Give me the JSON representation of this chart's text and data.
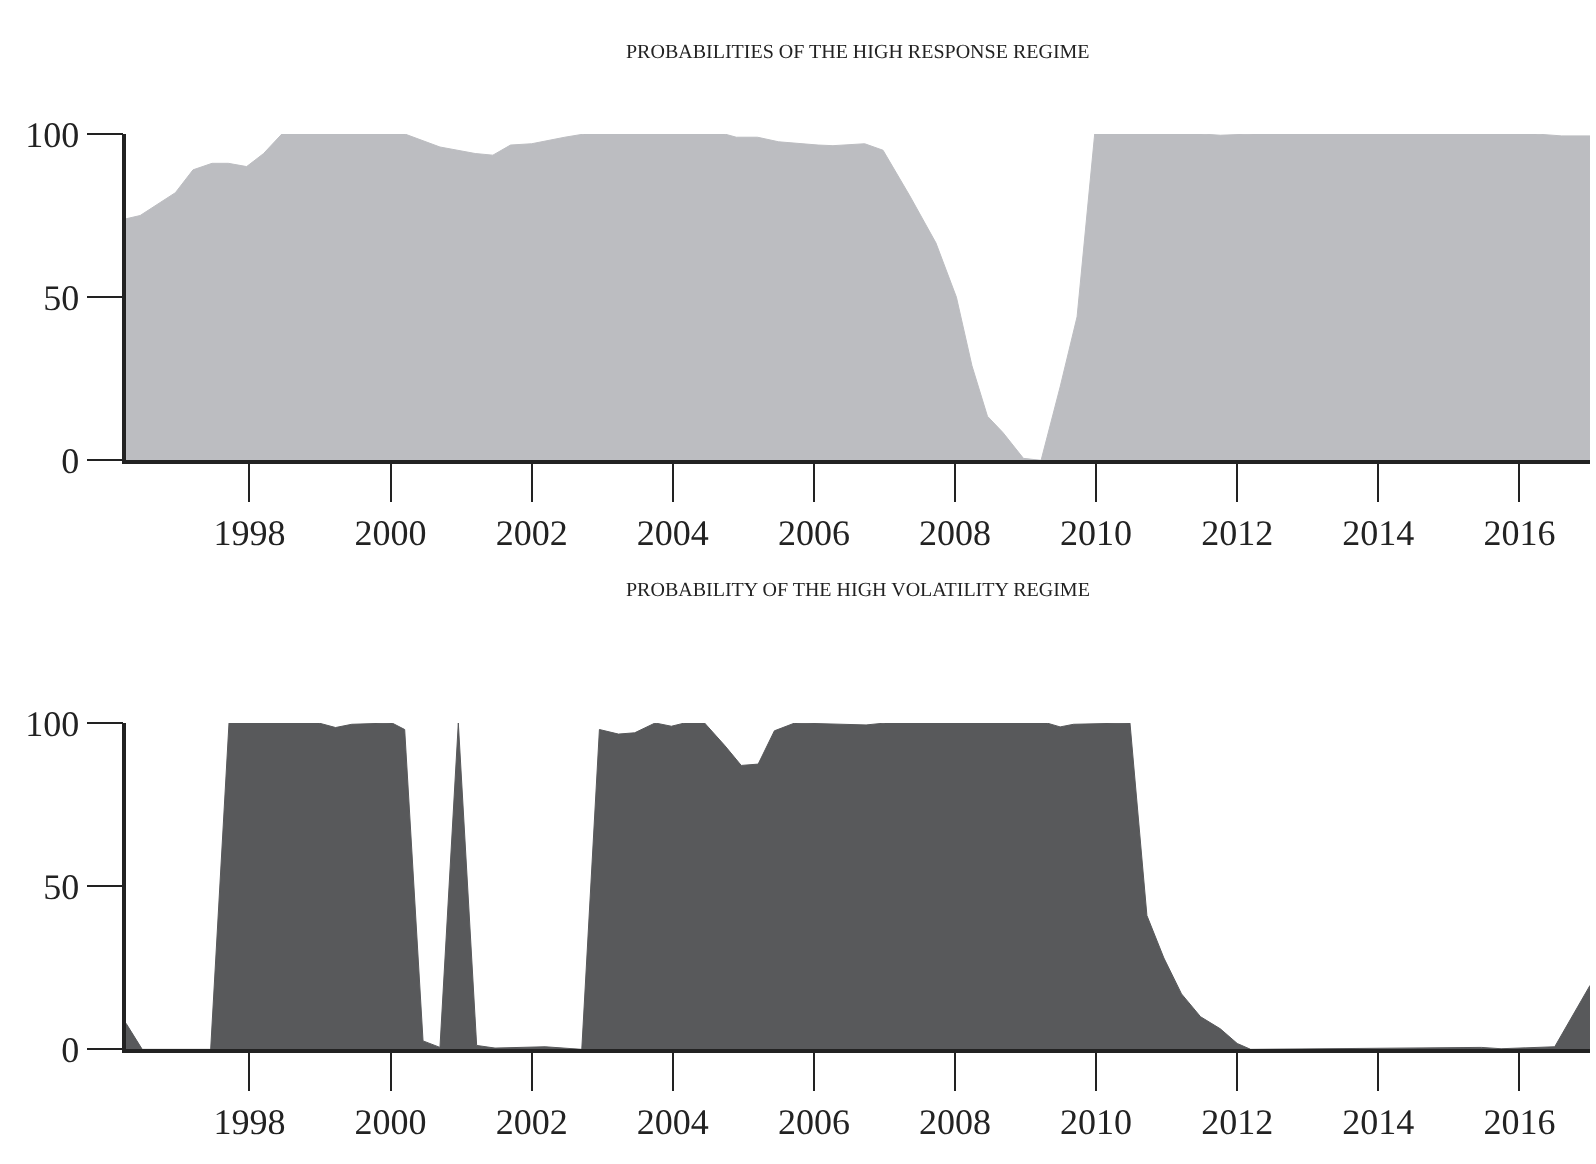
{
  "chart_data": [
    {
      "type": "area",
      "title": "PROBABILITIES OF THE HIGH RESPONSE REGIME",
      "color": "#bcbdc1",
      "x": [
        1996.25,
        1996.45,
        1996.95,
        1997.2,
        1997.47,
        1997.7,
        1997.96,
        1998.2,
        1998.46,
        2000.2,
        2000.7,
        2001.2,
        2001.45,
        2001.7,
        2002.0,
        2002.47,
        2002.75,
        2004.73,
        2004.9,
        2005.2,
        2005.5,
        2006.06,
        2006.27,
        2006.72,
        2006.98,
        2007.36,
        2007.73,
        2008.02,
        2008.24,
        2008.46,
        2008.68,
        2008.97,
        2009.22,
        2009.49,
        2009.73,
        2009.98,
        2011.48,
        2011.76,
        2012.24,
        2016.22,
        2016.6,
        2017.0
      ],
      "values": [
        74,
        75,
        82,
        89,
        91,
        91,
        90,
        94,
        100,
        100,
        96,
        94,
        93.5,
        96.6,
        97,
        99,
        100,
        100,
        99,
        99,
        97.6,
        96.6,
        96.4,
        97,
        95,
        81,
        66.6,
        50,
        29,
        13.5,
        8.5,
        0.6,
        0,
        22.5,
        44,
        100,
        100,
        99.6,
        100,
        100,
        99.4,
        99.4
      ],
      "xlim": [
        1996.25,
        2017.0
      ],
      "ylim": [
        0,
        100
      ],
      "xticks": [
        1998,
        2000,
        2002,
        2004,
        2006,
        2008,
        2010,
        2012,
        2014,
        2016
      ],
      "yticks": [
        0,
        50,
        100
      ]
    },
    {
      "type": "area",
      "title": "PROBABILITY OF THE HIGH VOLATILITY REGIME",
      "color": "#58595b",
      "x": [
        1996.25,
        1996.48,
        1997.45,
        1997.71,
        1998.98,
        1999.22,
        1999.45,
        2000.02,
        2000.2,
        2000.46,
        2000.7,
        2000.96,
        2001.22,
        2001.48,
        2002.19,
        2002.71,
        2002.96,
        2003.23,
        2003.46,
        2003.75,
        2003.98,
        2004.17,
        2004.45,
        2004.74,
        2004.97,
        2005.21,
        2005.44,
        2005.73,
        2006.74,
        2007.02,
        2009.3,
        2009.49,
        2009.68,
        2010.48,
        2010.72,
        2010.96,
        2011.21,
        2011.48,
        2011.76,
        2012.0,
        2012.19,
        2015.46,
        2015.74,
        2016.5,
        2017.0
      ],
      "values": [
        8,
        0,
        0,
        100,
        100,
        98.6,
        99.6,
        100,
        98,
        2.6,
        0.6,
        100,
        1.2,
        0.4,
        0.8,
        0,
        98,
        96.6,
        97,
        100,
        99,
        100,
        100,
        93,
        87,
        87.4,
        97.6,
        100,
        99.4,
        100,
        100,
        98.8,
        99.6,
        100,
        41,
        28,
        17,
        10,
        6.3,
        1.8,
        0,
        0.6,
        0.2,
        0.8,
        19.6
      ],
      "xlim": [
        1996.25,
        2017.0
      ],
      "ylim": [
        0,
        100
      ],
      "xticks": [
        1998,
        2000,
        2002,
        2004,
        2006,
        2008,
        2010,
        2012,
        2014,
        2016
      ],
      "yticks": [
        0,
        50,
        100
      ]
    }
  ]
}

○ ○ ○

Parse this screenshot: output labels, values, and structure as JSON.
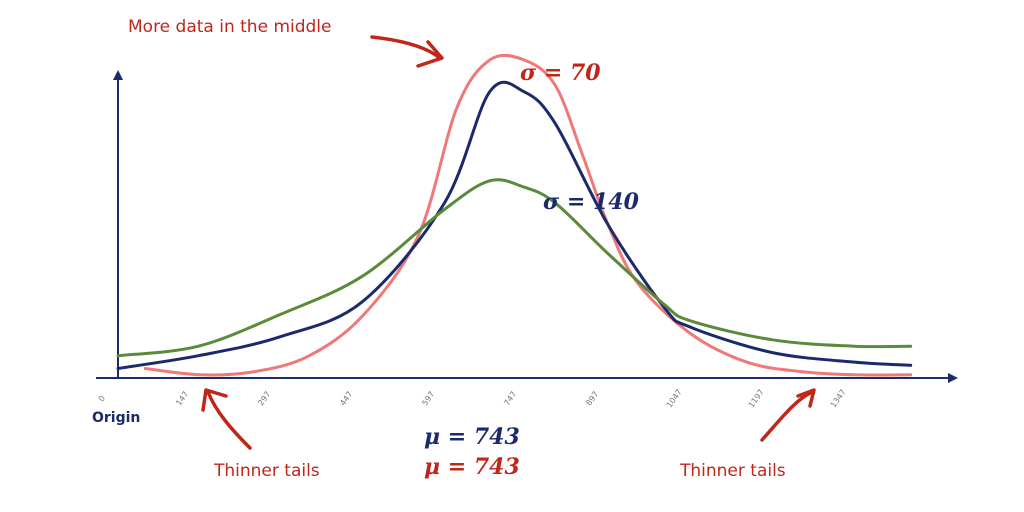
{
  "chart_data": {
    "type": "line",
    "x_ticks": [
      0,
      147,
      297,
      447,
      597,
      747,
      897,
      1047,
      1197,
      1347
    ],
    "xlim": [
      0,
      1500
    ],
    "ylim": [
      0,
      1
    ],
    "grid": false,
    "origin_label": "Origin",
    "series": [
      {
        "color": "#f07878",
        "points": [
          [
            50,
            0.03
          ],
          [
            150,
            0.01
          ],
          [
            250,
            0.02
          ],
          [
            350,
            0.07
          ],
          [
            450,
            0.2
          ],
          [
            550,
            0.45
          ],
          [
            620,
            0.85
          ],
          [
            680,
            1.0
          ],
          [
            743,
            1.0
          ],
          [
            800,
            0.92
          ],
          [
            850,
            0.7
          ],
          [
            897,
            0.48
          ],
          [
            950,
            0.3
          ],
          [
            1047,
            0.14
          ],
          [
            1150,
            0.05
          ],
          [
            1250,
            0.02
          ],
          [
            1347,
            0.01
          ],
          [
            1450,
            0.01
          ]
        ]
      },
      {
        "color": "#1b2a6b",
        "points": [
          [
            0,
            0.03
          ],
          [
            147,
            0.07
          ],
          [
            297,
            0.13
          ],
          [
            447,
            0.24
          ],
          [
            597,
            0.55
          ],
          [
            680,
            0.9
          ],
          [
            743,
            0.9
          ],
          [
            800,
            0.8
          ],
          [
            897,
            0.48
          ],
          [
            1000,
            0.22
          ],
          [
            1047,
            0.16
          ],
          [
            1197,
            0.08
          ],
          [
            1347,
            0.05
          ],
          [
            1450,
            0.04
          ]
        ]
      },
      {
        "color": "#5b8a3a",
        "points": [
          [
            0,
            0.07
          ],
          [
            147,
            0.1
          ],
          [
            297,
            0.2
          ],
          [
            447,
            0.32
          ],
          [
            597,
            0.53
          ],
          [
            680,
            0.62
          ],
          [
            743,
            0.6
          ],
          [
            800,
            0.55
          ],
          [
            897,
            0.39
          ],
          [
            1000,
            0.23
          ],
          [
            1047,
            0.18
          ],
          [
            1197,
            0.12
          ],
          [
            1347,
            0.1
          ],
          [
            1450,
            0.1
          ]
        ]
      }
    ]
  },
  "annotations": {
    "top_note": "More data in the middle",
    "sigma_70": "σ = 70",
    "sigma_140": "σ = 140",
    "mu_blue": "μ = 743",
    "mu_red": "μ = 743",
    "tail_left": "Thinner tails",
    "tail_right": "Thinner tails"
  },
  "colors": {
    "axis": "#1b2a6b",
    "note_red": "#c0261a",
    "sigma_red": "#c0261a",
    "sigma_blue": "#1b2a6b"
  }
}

○ ○ ○

_WORK TO BE COMPLETED_
Copy all lines of the listing above that contain the string "this".

_REPLY_
Give me the JSON representation of this chart's text and data.
Parse this screenshot: output labels, values, and structure as JSON.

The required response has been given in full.